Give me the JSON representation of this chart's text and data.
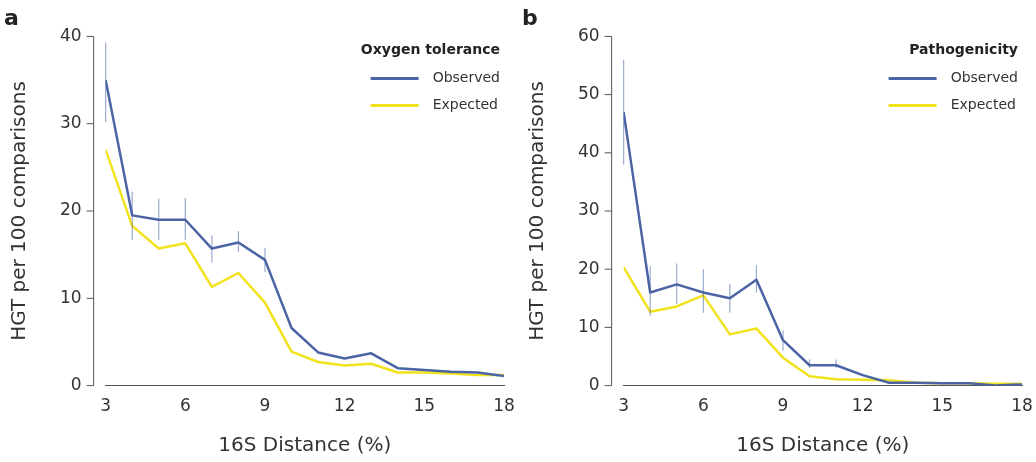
{
  "chart_data": [
    {
      "type": "line",
      "title": "a",
      "legend_title": "Oxygen tolerance",
      "xlabel": "16S Distance (%)",
      "ylabel": "HGT per 100 comparisons",
      "x": [
        3,
        4,
        5,
        6,
        7,
        8,
        9,
        10,
        11,
        12,
        13,
        14,
        15,
        16,
        17,
        18
      ],
      "series": [
        {
          "name": "Observed",
          "color": "#4a64a4",
          "values": [
            35,
            19.5,
            19,
            19,
            15.7,
            16.4,
            14.4,
            6.6,
            3.8,
            3.1,
            3.7,
            2,
            1.8,
            1.6,
            1.5,
            1.1
          ],
          "errors": [
            [
              30.2,
              39.3
            ],
            [
              16.7,
              22.2
            ],
            [
              16.7,
              21.4
            ],
            [
              16.7,
              21.5
            ],
            [
              14.1,
              17.2
            ],
            [
              15.3,
              17.7
            ],
            [
              13,
              15.8
            ],
            null,
            null,
            null,
            null,
            null,
            null,
            null,
            null,
            null
          ]
        },
        {
          "name": "Expected",
          "color": "#f2e21c",
          "values": [
            27,
            18.3,
            15.7,
            16.3,
            11.3,
            12.9,
            9.5,
            3.9,
            2.7,
            2.3,
            2.5,
            1.5,
            1.5,
            1.4,
            1.2,
            1.2
          ]
        }
      ],
      "xlim": [
        3,
        18
      ],
      "xticks": [
        3,
        6,
        9,
        12,
        15,
        18
      ],
      "ylim": [
        0,
        40
      ],
      "yticks": [
        0,
        10,
        20,
        30,
        40
      ],
      "grid": false,
      "legend": "top right",
      "marker": "none",
      "line_style": "solid"
    },
    {
      "type": "line",
      "title": "b",
      "legend_title": "Pathogenicity",
      "xlabel": "16S Distance (%)",
      "ylabel": "HGT per 100 comparisons",
      "x": [
        3,
        4,
        5,
        6,
        7,
        8,
        9,
        10,
        11,
        12,
        13,
        14,
        15,
        16,
        17,
        18
      ],
      "series": [
        {
          "name": "Observed",
          "color": "#4a64a4",
          "values": [
            47,
            16,
            17.4,
            16,
            15,
            18.2,
            7.8,
            3.5,
            3.5,
            1.8,
            0.5,
            0.5,
            0.4,
            0.4,
            0,
            0.2
          ],
          "errors": [
            [
              38,
              56
            ],
            [
              12,
              20.5
            ],
            [
              14,
              21
            ],
            [
              12.5,
              20
            ],
            [
              12.5,
              17.5
            ],
            [
              16,
              20.7
            ],
            [
              6,
              9.5
            ],
            [
              3,
              4.5
            ],
            [
              3,
              4.5
            ],
            null,
            null,
            null,
            null,
            null,
            null,
            null
          ]
        },
        {
          "name": "Expected",
          "color": "#f2e21c",
          "values": [
            20.3,
            12.7,
            13.6,
            15.5,
            8.8,
            9.8,
            4.8,
            1.6,
            1.1,
            1,
            0.9,
            0.5,
            0.4,
            0.4,
            0.3,
            0.3
          ]
        }
      ],
      "xlim": [
        3,
        18
      ],
      "xticks": [
        3,
        6,
        9,
        12,
        15,
        18
      ],
      "ylim": [
        0,
        60
      ],
      "yticks": [
        0,
        10,
        20,
        30,
        40,
        50,
        60
      ],
      "grid": false,
      "legend": "top right",
      "marker": "none",
      "line_style": "solid"
    }
  ]
}
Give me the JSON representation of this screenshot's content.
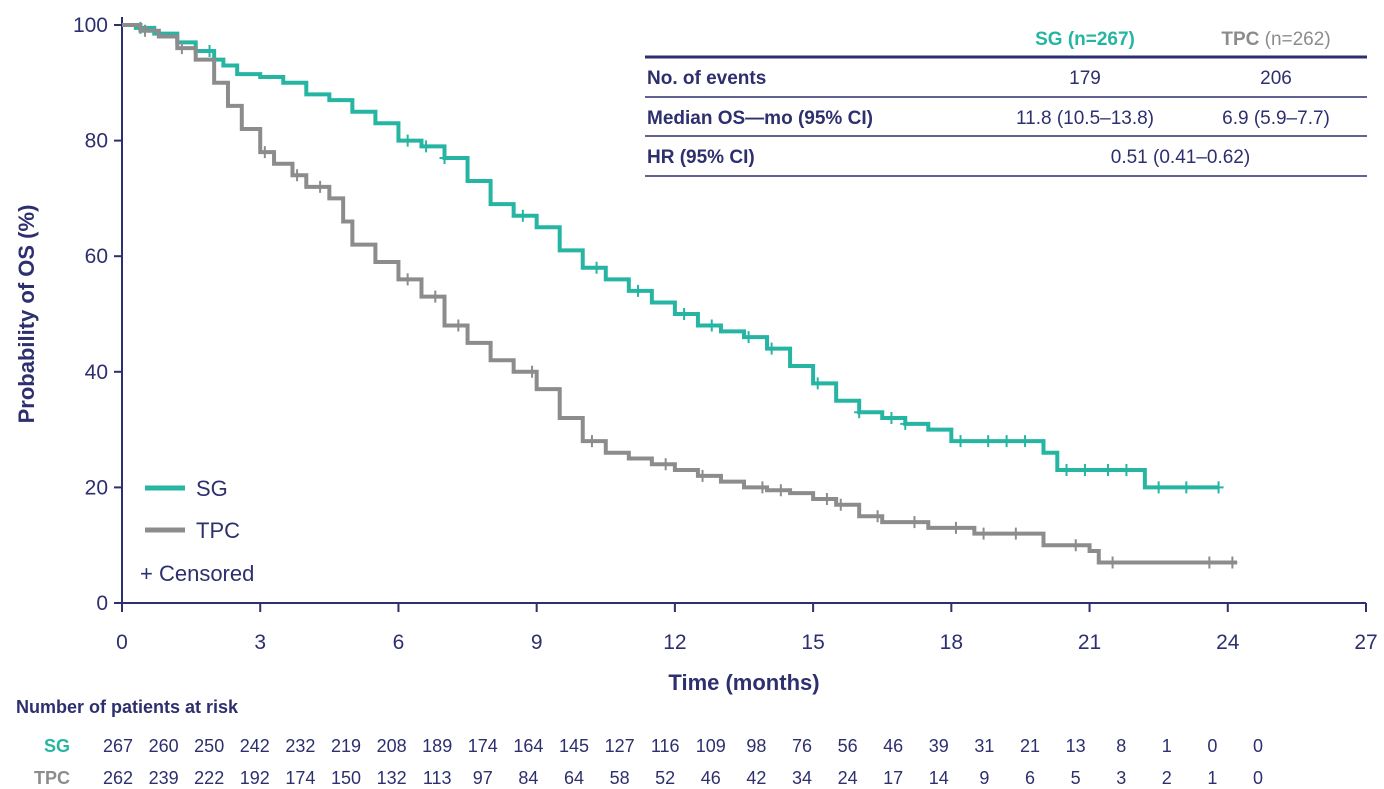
{
  "colors": {
    "sg": "#26b5a3",
    "tpc": "#8c8c8c",
    "text": "#2d2f6e",
    "axis": "#2d2f6e"
  },
  "chart_data": {
    "type": "line",
    "xlabel": "Time (months)",
    "ylabel": "Probability of OS (%)",
    "xlim": [
      0,
      27
    ],
    "ylim": [
      0,
      100
    ],
    "x_ticks": [
      0,
      3,
      6,
      9,
      12,
      15,
      18,
      21,
      24,
      27
    ],
    "y_ticks": [
      0,
      20,
      40,
      60,
      80,
      100
    ],
    "legend_position": "bottom-left",
    "legend": [
      "SG",
      "TPC"
    ],
    "censor_legend": "+ Censored",
    "series": [
      {
        "name": "SG",
        "color": "#26b5a3",
        "points": [
          [
            0,
            100
          ],
          [
            0.3,
            99.5
          ],
          [
            0.7,
            98.5
          ],
          [
            1.2,
            97
          ],
          [
            1.6,
            95.5
          ],
          [
            2.0,
            94
          ],
          [
            2.2,
            93
          ],
          [
            2.5,
            91.5
          ],
          [
            3.0,
            91
          ],
          [
            3.5,
            90
          ],
          [
            4.0,
            88
          ],
          [
            4.5,
            87
          ],
          [
            5.0,
            85
          ],
          [
            5.5,
            83
          ],
          [
            6.0,
            80
          ],
          [
            6.5,
            79
          ],
          [
            7.0,
            77
          ],
          [
            7.5,
            73
          ],
          [
            8.0,
            69
          ],
          [
            8.5,
            67
          ],
          [
            9.0,
            65
          ],
          [
            9.5,
            61
          ],
          [
            10.0,
            58
          ],
          [
            10.5,
            56
          ],
          [
            11.0,
            54
          ],
          [
            11.5,
            52
          ],
          [
            12.0,
            50
          ],
          [
            12.5,
            48
          ],
          [
            13.0,
            47
          ],
          [
            13.5,
            46
          ],
          [
            14.0,
            44
          ],
          [
            14.5,
            41
          ],
          [
            15.0,
            38
          ],
          [
            15.5,
            35
          ],
          [
            16.0,
            33
          ],
          [
            16.5,
            32
          ],
          [
            17.0,
            31
          ],
          [
            17.5,
            30
          ],
          [
            18.0,
            28
          ],
          [
            18.5,
            28
          ],
          [
            19.0,
            28
          ],
          [
            19.5,
            28
          ],
          [
            20.0,
            26
          ],
          [
            20.3,
            23
          ],
          [
            21.0,
            23
          ],
          [
            21.5,
            23
          ],
          [
            22.0,
            23
          ],
          [
            22.2,
            20
          ],
          [
            23.0,
            20
          ],
          [
            23.8,
            20
          ]
        ],
        "censored": [
          0.4,
          1.9,
          6.2,
          6.6,
          7.0,
          8.7,
          10.3,
          11.2,
          12.2,
          12.8,
          13.6,
          14.1,
          15.1,
          16.0,
          16.7,
          17.0,
          18.2,
          18.8,
          19.2,
          19.6,
          20.5,
          20.9,
          21.4,
          21.8,
          22.5,
          23.1,
          23.8
        ]
      },
      {
        "name": "TPC",
        "color": "#8c8c8c",
        "points": [
          [
            0,
            100
          ],
          [
            0.4,
            99
          ],
          [
            0.8,
            98
          ],
          [
            1.2,
            96
          ],
          [
            1.6,
            94
          ],
          [
            2.0,
            90
          ],
          [
            2.3,
            86
          ],
          [
            2.6,
            82
          ],
          [
            3.0,
            78
          ],
          [
            3.3,
            76
          ],
          [
            3.7,
            74
          ],
          [
            4.0,
            72
          ],
          [
            4.5,
            70
          ],
          [
            4.8,
            66
          ],
          [
            5.0,
            62
          ],
          [
            5.5,
            59
          ],
          [
            6.0,
            56
          ],
          [
            6.5,
            53
          ],
          [
            7.0,
            48
          ],
          [
            7.5,
            45
          ],
          [
            8.0,
            42
          ],
          [
            8.5,
            40
          ],
          [
            9.0,
            37
          ],
          [
            9.5,
            32
          ],
          [
            10.0,
            28
          ],
          [
            10.5,
            26
          ],
          [
            11.0,
            25
          ],
          [
            11.5,
            24
          ],
          [
            12.0,
            23
          ],
          [
            12.5,
            22
          ],
          [
            13.0,
            21
          ],
          [
            13.5,
            20
          ],
          [
            14.0,
            19.5
          ],
          [
            14.5,
            19
          ],
          [
            15.0,
            18
          ],
          [
            15.5,
            17
          ],
          [
            16.0,
            15
          ],
          [
            16.5,
            14
          ],
          [
            17.0,
            14
          ],
          [
            17.5,
            13
          ],
          [
            18.0,
            13
          ],
          [
            18.5,
            12
          ],
          [
            19.0,
            12
          ],
          [
            19.5,
            12
          ],
          [
            20.0,
            10
          ],
          [
            20.5,
            10
          ],
          [
            21.0,
            9
          ],
          [
            21.2,
            7
          ],
          [
            22.0,
            7
          ],
          [
            23.0,
            7
          ],
          [
            24.2,
            7
          ]
        ],
        "censored": [
          0.5,
          1.3,
          3.1,
          3.8,
          4.3,
          6.2,
          6.8,
          7.3,
          8.9,
          10.2,
          11.8,
          12.6,
          13.9,
          14.3,
          15.3,
          15.6,
          16.4,
          17.2,
          18.1,
          18.7,
          19.4,
          20.7,
          21.5,
          23.6,
          24.1
        ]
      }
    ]
  },
  "summary_table": {
    "header": {
      "sg": "SG (n=267)",
      "tpc_bold": "TPC",
      "tpc_rest": " (n=262)"
    },
    "rows": [
      {
        "label": "No. of events",
        "sg": "179",
        "tpc": "206"
      },
      {
        "label": "Median OS—mo (95% CI)",
        "sg": "11.8 (10.5–13.8)",
        "tpc": "6.9 (5.9–7.7)"
      },
      {
        "label": "HR (95% CI)",
        "combined": "0.51 (0.41–0.62)"
      }
    ]
  },
  "risk_table": {
    "title": "Number of patients at risk",
    "rows": [
      {
        "label": "SG",
        "values": [
          "267",
          "260",
          "250",
          "242",
          "232",
          "219",
          "208",
          "189",
          "174",
          "164",
          "145",
          "127",
          "116",
          "109",
          "98",
          "76",
          "56",
          "46",
          "39",
          "31",
          "21",
          "13",
          "8",
          "1",
          "0",
          "0"
        ]
      },
      {
        "label": "TPC",
        "values": [
          "262",
          "239",
          "222",
          "192",
          "174",
          "150",
          "132",
          "113",
          "97",
          "84",
          "64",
          "58",
          "52",
          "46",
          "42",
          "34",
          "24",
          "17",
          "14",
          "9",
          "6",
          "5",
          "3",
          "2",
          "1",
          "0"
        ]
      }
    ]
  }
}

--------

**THE PROBLEM:**
Whenever a line above includes the string "text", copy it.

**SOLUTION BELOW:**
Give me the JSON representation of this chart's text and data.
    "text": "#2d2f6e",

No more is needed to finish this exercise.